* **Required work**
Your task is to copy each line that has the word "условия".

______

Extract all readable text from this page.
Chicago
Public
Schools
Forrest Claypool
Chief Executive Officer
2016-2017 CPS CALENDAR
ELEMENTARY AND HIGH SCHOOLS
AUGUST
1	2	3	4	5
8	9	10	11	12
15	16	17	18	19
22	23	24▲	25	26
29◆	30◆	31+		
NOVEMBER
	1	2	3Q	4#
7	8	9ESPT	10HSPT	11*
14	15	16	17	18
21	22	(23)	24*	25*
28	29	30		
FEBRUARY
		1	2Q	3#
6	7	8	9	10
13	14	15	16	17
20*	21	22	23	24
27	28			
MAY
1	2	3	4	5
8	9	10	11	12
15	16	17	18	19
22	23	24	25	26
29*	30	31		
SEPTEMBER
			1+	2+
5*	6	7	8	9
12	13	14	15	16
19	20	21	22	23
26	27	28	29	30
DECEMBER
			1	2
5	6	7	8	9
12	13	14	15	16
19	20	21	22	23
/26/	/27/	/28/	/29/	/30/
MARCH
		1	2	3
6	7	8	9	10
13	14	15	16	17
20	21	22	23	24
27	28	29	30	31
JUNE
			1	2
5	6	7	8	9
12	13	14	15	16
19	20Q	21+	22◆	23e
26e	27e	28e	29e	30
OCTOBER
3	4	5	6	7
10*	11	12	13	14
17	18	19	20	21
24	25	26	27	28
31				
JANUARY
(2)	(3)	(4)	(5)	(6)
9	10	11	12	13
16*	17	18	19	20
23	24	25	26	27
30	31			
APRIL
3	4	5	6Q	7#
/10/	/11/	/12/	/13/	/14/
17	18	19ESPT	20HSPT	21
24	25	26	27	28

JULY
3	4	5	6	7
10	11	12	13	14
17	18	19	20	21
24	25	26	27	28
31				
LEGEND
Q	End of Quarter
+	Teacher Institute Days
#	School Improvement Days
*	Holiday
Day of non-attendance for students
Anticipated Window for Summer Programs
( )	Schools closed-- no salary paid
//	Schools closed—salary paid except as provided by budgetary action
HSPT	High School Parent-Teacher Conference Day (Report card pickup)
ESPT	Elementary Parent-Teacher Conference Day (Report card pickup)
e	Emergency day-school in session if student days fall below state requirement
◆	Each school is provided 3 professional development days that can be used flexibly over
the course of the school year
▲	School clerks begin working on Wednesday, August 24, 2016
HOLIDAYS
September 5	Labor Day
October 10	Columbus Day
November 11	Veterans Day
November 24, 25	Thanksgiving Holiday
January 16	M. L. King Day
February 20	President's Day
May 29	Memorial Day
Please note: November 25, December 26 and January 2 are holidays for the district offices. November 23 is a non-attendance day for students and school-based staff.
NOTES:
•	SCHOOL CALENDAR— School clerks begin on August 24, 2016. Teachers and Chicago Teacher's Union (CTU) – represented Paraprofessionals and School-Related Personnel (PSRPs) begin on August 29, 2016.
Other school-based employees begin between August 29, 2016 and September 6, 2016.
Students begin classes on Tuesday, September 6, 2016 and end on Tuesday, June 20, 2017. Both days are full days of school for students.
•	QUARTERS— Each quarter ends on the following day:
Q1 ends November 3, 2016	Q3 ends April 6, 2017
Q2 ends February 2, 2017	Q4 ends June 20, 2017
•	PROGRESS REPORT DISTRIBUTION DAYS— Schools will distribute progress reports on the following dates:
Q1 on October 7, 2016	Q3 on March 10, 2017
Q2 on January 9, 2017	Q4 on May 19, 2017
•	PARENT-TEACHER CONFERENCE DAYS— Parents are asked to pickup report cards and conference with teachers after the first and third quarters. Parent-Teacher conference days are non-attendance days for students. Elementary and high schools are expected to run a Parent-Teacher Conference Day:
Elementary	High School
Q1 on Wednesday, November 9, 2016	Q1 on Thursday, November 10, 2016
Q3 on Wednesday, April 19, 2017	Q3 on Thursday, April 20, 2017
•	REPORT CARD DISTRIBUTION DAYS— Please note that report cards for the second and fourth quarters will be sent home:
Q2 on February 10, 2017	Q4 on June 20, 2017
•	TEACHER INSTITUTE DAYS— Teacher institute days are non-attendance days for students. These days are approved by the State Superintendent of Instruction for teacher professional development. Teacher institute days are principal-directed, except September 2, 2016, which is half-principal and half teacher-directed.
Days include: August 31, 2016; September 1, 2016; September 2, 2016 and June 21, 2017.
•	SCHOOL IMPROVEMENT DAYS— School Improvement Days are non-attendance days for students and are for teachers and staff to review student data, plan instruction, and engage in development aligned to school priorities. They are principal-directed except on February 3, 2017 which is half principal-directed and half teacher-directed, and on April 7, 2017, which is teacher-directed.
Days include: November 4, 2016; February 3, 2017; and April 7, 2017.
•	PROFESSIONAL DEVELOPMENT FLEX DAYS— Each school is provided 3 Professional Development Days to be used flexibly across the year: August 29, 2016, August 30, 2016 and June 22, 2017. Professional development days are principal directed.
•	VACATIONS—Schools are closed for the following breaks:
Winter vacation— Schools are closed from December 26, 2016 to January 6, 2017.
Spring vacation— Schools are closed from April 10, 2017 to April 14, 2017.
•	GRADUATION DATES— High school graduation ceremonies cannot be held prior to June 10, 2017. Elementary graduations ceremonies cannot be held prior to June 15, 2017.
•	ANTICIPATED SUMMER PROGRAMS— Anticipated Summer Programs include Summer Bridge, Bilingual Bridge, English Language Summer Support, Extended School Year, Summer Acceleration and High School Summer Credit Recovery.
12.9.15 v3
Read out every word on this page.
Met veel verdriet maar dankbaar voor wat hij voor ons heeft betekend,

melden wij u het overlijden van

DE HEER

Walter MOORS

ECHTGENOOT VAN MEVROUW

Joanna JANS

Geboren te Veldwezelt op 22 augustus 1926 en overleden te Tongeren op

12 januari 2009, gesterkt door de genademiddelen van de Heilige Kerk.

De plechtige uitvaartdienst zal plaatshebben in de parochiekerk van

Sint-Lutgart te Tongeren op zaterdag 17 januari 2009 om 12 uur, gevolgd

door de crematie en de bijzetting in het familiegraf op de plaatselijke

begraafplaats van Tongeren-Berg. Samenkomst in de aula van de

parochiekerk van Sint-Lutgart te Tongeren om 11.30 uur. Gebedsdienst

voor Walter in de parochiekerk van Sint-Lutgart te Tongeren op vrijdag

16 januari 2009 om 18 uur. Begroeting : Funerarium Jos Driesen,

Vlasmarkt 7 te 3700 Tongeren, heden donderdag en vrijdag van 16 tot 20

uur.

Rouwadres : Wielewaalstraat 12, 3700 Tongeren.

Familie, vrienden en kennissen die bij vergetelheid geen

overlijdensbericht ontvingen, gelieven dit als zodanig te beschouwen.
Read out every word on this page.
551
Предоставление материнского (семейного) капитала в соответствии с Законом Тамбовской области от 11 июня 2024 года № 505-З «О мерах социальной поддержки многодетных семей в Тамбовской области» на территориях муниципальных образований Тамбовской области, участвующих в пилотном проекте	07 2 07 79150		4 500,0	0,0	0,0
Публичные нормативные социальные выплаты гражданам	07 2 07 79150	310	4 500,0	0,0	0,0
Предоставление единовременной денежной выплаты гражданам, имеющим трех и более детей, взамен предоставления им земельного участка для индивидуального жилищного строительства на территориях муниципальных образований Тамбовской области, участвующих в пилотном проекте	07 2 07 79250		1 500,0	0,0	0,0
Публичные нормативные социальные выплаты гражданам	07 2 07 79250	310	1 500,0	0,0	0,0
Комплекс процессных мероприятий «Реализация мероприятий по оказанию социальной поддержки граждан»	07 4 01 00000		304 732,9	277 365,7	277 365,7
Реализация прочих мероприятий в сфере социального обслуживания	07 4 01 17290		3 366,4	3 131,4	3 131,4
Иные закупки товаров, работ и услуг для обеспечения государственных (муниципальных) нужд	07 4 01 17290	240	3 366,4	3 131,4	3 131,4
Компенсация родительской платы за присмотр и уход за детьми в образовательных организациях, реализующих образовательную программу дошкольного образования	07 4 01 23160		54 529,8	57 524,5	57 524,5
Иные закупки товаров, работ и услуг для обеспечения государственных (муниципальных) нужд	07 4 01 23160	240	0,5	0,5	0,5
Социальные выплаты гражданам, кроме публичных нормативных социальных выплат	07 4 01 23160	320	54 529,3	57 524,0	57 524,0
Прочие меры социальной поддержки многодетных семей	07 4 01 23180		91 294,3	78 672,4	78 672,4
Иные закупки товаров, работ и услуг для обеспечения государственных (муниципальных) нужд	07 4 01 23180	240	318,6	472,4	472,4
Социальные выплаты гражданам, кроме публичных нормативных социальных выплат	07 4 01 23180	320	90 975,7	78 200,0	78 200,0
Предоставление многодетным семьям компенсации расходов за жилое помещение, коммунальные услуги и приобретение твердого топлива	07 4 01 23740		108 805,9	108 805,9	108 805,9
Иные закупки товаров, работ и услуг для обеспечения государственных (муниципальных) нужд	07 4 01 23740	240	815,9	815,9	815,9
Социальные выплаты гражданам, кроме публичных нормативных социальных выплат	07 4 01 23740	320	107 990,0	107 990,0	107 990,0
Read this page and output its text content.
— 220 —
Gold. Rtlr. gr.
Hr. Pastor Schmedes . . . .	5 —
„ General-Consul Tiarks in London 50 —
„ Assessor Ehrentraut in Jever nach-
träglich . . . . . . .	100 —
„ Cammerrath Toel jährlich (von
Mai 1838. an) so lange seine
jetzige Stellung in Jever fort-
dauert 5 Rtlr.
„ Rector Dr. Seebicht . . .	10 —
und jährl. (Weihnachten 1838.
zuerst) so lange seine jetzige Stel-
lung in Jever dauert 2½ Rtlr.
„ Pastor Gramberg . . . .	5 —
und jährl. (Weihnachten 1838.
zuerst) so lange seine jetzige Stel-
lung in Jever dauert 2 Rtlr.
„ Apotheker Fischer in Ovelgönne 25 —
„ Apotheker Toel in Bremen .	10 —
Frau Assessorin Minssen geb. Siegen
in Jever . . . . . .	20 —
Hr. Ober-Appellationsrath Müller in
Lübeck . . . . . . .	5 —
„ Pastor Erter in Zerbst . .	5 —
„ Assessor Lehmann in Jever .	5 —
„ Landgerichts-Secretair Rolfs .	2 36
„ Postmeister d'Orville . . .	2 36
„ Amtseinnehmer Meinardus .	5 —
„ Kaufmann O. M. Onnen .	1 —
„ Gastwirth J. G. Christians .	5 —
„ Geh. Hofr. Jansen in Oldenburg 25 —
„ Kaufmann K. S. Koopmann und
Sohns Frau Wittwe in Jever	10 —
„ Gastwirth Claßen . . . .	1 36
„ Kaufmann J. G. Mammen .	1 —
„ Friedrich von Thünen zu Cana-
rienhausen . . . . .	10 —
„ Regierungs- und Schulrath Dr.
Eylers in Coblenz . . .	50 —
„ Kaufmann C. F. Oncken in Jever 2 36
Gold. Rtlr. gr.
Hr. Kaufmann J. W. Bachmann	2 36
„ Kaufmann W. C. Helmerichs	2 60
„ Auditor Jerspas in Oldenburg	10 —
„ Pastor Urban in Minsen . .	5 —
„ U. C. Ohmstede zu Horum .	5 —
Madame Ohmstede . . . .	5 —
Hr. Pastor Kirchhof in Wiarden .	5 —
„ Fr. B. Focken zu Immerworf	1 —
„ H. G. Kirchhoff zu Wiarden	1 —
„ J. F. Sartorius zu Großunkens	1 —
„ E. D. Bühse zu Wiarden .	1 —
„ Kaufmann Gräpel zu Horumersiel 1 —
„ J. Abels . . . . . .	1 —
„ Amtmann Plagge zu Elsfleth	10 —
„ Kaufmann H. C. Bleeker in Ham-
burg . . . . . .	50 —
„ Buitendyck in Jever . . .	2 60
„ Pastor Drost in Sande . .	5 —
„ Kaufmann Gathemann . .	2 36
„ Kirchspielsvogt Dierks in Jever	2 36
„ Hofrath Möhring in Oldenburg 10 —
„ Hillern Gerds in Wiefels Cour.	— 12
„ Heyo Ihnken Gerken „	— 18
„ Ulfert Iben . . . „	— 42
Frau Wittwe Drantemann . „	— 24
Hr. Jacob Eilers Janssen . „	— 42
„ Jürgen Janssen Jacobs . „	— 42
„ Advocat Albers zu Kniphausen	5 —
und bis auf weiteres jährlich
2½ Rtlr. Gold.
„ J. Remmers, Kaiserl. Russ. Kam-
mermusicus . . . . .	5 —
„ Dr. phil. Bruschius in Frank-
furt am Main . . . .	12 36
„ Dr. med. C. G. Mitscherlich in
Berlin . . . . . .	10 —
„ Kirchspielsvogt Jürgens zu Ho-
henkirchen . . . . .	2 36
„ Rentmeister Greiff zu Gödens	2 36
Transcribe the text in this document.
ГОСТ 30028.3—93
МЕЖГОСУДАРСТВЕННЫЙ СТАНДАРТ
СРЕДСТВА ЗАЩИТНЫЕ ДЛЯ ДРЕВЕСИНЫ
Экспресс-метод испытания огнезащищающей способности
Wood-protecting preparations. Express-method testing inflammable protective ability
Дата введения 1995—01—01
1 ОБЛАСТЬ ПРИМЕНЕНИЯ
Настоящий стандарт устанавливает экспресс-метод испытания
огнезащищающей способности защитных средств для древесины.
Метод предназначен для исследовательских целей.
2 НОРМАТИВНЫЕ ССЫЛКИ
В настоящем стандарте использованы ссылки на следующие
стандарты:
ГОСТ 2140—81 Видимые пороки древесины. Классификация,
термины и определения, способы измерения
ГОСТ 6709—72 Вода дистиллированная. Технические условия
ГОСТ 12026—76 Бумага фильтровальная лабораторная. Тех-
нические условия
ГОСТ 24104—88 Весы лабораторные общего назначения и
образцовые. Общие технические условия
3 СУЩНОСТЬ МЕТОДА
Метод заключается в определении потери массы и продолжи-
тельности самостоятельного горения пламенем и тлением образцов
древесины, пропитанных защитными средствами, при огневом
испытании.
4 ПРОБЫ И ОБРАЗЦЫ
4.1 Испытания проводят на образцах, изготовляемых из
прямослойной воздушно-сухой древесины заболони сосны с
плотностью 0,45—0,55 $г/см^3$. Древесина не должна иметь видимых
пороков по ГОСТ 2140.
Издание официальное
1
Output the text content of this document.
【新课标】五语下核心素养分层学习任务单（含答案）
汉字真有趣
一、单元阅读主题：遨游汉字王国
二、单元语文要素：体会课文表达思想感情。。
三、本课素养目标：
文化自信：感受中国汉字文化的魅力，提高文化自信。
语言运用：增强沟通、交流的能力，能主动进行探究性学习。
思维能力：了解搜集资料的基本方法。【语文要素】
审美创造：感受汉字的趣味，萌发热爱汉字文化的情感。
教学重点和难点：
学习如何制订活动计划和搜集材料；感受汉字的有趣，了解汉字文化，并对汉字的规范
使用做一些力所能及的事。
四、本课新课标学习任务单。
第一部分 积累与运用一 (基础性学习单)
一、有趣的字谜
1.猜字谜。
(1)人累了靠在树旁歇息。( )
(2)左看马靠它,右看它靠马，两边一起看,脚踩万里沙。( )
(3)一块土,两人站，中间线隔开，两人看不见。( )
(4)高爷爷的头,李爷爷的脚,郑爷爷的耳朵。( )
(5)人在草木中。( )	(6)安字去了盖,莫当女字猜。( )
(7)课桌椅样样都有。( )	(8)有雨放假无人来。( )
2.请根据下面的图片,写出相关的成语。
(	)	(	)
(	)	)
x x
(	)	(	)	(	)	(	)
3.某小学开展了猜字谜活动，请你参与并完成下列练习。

______

* **Answer in full**
ГОСТ 6709—72 Вода дистиллированная. Технические условия
нические условия
образцовые. Общие технические условия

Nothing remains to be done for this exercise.